**WHAT YOU HAVE TO DO**
Copy each line below that contains "يوجد".
-- begin INFORMATION GIVEN --
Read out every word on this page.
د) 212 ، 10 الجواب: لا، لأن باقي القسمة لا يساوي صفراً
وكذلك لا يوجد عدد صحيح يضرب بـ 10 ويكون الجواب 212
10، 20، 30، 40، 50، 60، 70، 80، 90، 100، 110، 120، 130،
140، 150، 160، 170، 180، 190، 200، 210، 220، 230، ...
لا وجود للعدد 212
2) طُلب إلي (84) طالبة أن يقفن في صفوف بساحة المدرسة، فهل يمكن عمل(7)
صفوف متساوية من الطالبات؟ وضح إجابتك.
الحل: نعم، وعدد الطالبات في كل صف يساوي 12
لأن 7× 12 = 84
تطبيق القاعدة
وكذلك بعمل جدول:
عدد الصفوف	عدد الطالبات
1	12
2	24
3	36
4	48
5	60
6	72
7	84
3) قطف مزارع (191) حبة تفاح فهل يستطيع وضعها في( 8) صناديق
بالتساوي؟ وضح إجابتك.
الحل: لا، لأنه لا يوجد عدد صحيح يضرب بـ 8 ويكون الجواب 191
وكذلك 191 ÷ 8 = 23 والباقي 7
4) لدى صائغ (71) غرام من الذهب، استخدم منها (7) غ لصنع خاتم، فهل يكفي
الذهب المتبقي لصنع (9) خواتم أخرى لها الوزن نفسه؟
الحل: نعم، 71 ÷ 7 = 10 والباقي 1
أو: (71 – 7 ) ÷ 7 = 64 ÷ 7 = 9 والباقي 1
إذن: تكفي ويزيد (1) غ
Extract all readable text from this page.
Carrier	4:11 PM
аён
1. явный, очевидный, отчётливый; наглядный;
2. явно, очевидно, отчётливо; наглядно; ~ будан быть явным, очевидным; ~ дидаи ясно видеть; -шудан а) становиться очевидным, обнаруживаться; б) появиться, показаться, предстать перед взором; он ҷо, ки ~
-- end INFORMATION GIVEN --
**OUTPUT FOR THIS EXERCISE**
وكذلك لا يوجد عدد صحيح يضرب بـ 10 ويكون الجواب 212
الحل: لا، لأنه لا يوجد عدد صحيح يضرب بـ 8 ويكون الجواب 191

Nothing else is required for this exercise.